> _Record set_:
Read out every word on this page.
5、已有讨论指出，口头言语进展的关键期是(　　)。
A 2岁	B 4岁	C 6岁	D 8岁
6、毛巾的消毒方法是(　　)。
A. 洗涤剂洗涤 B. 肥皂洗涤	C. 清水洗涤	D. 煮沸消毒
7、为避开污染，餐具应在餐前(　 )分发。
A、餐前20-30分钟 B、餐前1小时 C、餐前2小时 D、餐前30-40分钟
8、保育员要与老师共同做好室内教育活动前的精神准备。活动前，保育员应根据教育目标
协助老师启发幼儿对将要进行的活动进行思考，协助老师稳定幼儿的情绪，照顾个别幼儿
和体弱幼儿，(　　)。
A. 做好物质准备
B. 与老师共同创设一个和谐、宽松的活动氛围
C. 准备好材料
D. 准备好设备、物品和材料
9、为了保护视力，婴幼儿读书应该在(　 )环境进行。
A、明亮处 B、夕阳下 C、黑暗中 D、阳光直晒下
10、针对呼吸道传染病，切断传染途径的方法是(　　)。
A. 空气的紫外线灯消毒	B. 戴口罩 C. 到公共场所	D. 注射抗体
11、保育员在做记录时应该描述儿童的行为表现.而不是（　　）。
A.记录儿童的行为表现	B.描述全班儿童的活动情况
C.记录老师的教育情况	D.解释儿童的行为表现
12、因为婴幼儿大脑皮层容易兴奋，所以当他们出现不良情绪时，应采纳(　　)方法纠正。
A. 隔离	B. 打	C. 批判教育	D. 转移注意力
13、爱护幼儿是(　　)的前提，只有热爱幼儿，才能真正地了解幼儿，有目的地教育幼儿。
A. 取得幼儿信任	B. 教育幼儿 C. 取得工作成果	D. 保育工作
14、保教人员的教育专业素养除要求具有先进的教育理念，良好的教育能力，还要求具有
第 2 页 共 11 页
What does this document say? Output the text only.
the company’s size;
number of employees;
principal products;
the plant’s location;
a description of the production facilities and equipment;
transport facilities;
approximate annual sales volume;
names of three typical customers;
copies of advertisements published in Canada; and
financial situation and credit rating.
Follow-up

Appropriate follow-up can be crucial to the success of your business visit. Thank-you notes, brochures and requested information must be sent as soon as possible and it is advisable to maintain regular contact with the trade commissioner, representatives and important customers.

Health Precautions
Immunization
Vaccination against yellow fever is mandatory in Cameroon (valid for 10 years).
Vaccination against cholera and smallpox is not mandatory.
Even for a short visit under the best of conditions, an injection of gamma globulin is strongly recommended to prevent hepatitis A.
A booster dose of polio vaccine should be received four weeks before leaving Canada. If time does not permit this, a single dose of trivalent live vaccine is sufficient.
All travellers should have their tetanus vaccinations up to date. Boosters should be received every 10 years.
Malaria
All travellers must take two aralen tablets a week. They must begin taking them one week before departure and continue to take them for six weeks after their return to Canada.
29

> _Directions_: Everything from the line containing "What does this" through the last line of the records must be given again exactly; leave out all other lines.

> _Response to the task_:
What does this document say? Output the text only.
the company’s size;
number of employees;
principal products;
the plant’s location;
a description of the production facilities and equipment;
transport facilities;
approximate annual sales volume;
names of three typical customers;
copies of advertisements published in Canada; and
financial situation and credit rating.
Follow-up

Appropriate follow-up can be crucial to the success of your business visit. Thank-you notes, brochures and requested information must be sent as soon as possible and it is advisable to maintain regular contact with the trade commissioner, representatives and important customers.

Health Precautions
Immunization
Vaccination against yellow fever is mandatory in Cameroon (valid for 10 years).
Vaccination against cholera and smallpox is not mandatory.
Even for a short visit under the best of conditions, an injection of gamma globulin is strongly recommended to prevent hepatitis A.
A booster dose of polio vaccine should be received four weeks before leaving Canada. If time does not permit this, a single dose of trivalent live vaccine is sufficient.
All travellers should have their tetanus vaccinations up to date. Boosters should be received every 10 years.
Malaria
All travellers must take two aralen tablets a week. They must begin taking them one week before departure and continue to take them for six weeks after their return to Canada.
29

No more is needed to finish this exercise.